Records excerpted from a collection:
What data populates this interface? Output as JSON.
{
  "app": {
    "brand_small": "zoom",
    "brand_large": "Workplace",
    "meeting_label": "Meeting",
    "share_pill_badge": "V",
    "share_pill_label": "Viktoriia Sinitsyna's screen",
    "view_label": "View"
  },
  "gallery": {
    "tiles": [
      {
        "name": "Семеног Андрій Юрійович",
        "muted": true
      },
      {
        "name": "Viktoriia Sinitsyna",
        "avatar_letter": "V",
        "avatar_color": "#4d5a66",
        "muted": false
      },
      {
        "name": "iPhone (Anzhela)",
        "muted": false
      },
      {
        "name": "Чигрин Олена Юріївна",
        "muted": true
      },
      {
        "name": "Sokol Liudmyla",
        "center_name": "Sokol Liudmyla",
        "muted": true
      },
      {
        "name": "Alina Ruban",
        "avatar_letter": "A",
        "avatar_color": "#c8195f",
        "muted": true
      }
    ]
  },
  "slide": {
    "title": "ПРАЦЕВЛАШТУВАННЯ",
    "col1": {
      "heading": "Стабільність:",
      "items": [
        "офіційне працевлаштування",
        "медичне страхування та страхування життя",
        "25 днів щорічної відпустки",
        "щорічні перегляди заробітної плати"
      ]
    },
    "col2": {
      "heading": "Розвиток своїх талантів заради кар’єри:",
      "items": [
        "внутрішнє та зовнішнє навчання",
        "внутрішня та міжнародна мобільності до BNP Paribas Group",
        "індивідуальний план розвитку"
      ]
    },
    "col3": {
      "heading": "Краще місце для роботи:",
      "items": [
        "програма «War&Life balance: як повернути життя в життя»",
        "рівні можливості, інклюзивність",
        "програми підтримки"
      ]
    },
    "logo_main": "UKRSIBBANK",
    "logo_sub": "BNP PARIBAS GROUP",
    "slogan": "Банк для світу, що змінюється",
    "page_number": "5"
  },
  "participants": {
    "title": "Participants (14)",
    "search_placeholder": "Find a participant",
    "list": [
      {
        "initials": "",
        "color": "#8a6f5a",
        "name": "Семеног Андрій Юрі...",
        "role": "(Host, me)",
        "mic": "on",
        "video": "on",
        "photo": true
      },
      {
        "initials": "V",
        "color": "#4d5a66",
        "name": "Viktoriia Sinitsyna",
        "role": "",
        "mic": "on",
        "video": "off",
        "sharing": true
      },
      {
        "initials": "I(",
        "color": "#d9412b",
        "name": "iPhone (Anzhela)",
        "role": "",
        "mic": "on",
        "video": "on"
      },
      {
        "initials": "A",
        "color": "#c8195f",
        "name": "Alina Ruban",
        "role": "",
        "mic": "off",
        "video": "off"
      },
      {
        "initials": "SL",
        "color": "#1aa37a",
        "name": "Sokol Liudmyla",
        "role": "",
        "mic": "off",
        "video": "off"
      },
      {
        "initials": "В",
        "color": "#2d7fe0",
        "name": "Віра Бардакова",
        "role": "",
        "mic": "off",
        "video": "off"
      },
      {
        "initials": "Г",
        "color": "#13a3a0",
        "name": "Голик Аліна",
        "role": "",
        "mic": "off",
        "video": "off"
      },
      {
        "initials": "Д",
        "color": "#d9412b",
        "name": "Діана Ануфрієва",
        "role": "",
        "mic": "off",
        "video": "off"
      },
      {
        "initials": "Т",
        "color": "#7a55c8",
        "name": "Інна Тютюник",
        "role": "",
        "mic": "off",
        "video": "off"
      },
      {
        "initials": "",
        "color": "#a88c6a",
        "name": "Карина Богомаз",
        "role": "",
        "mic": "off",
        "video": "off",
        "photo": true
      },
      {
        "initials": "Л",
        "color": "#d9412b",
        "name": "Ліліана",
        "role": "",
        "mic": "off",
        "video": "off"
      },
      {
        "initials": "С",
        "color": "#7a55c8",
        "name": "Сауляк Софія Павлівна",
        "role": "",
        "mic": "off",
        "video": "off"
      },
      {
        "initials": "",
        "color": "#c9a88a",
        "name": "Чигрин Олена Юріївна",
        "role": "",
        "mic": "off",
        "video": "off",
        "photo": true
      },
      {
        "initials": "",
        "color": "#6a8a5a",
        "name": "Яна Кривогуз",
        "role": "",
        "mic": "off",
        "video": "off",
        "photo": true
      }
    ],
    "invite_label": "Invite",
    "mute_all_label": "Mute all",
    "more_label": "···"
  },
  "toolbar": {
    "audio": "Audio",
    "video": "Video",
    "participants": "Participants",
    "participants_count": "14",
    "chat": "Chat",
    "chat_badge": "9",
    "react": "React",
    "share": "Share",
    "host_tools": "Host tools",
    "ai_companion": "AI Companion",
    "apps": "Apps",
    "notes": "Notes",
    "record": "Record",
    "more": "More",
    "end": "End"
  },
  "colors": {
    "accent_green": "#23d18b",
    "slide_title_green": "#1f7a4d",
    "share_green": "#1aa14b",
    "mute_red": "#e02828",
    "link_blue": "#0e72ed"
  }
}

TASK INSTRUCTIONS: Exactly reproduce every line of the records.

ANSWER TO THIS TASK:
What data populates this interface? Output as JSON.
{
  "app": {
    "brand_small": "zoom",
    "brand_large": "Workplace",
    "meeting_label": "Meeting",
    "share_pill_badge": "V",
    "share_pill_label": "Viktoriia Sinitsyna's screen",
    "view_label": "View"
  },
  "gallery": {
    "tiles": [
      {
        "name": "Семеног Андрій Юрійович",
        "muted": true
      },
      {
        "name": "Viktoriia Sinitsyna",
        "avatar_letter": "V",
        "avatar_color": "#4d5a66",
        "muted": false
      },
      {
        "name": "iPhone (Anzhela)",
        "muted": false
      },
      {
        "name": "Чигрин Олена Юріївна",
        "muted": true
      },
      {
        "name": "Sokol Liudmyla",
        "center_name": "Sokol Liudmyla",
        "muted": true
      },
      {
        "name": "Alina Ruban",
        "avatar_letter": "A",
        "avatar_color": "#c8195f",
        "muted": true
      }
    ]
  },
  "slide": {
    "title": "ПРАЦЕВЛАШТУВАННЯ",
    "col1": {
      "heading": "Стабільність:",
      "items": [
        "офіційне працевлаштування",
        "медичне страхування та страхування життя",
        "25 днів щорічної відпустки",
        "щорічні перегляди заробітної плати"
      ]
    },
    "col2": {
      "heading": "Розвиток своїх талантів заради кар’єри:",
      "items": [
        "внутрішнє та зовнішнє навчання",
        "внутрішня та міжнародна мобільності до BNP Paribas Group",
        "індивідуальний план розвитку"
      ]
    },
    "col3": {
      "heading": "Краще місце для роботи:",
      "items": [
        "програма «War&Life balance: як повернути життя в життя»",
        "рівні можливості, інклюзивність",
        "програми підтримки"
      ]
    },
    "logo_main": "UKRSIBBANK",
    "logo_sub": "BNP PARIBAS GROUP",
    "slogan": "Банк для світу, що змінюється",
    "page_number": "5"
  },
  "participants": {
    "title": "Participants (14)",
    "search_placeholder": "Find a participant",
    "list": [
      {
        "initials": "",
        "color": "#8a6f5a",
        "name": "Семеног Андрій Юрі...",
        "role": "(Host, me)",
        "mic": "on",
        "video": "on",
        "photo": true
      },
      {
        "initials": "V",
        "color": "#4d5a66",
        "name": "Viktoriia Sinitsyna",
        "role": "",
        "mic": "on",
        "video": "off",
        "sharing": true
      },
      {
        "initials": "I(",
        "color": "#d9412b",
        "name": "iPhone (Anzhela)",
        "role": "",
        "mic": "on",
        "video": "on"
      },
      {
        "initials": "A",
        "color": "#c8195f",
        "name": "Alina Ruban",
        "role": "",
        "mic": "off",
        "video": "off"
      },
      {
        "initials": "SL",
        "color": "#1aa37a",
        "name": "Sokol Liudmyla",
        "role": "",
        "mic": "off",
        "video": "off"
      },
      {
        "initials": "В",
        "color": "#2d7fe0",
        "name": "Віра Бардакова",
        "role": "",
        "mic": "off",
        "video": "off"
      },
      {
        "initials": "Г",
        "color": "#13a3a0",
        "name": "Голик Аліна",
        "role": "",
        "mic": "off",
        "video": "off"
      },
      {
        "initials": "Д",
        "color": "#d9412b",
        "name": "Діана Ануфрієва",
        "role": "",
        "mic": "off",
        "video": "off"
      },
      {
        "initials": "Т",
        "color": "#7a55c8",
        "name": "Інна Тютюник",
        "role": "",
        "mic": "off",
        "video": "off"
      },
      {
        "initials": "",
        "color": "#a88c6a",
        "name": "Карина Богомаз",
        "role": "",
        "mic": "off",
        "video": "off",
        "photo": true
      },
      {
        "initials": "Л",
        "color": "#d9412b",
        "name": "Ліліана",
        "role": "",
        "mic": "off",
        "video": "off"
      },
      {
        "initials": "С",
        "color": "#7a55c8",
        "name": "Сауляк Софія Павлівна",
        "role": "",
        "mic": "off",
        "video": "off"
      },
      {
        "initials": "",
        "color": "#c9a88a",
        "name": "Чигрин Олена Юріївна",
        "role": "",
        "mic": "off",
        "video": "off",
        "photo": true
      },
      {
        "initials": "",
        "color": "#6a8a5a",
        "name": "Яна Кривогуз",
        "role": "",
        "mic": "off",
        "video": "off",
        "photo": true
      }
    ],
    "invite_label": "Invite",
    "mute_all_label": "Mute all",
    "more_label": "···"
  },
  "toolbar": {
    "audio": "Audio",
    "video": "Video",
    "participants": "Participants",
    "participants_count": "14",
    "chat": "Chat",
    "chat_badge": "9",
    "react": "React",
    "share": "Share",
    "host_tools": "Host tools",
    "ai_companion": "AI Companion",
    "apps": "Apps",
    "notes": "Notes",
    "record": "Record",
    "more": "More",
    "end": "End"
  },
  "colors": {
    "accent_green": "#23d18b",
    "slide_title_green": "#1f7a4d",
    "share_green": "#1aa14b",
    "mute_red": "#e02828",
    "link_blue": "#0e72ed"
  }
}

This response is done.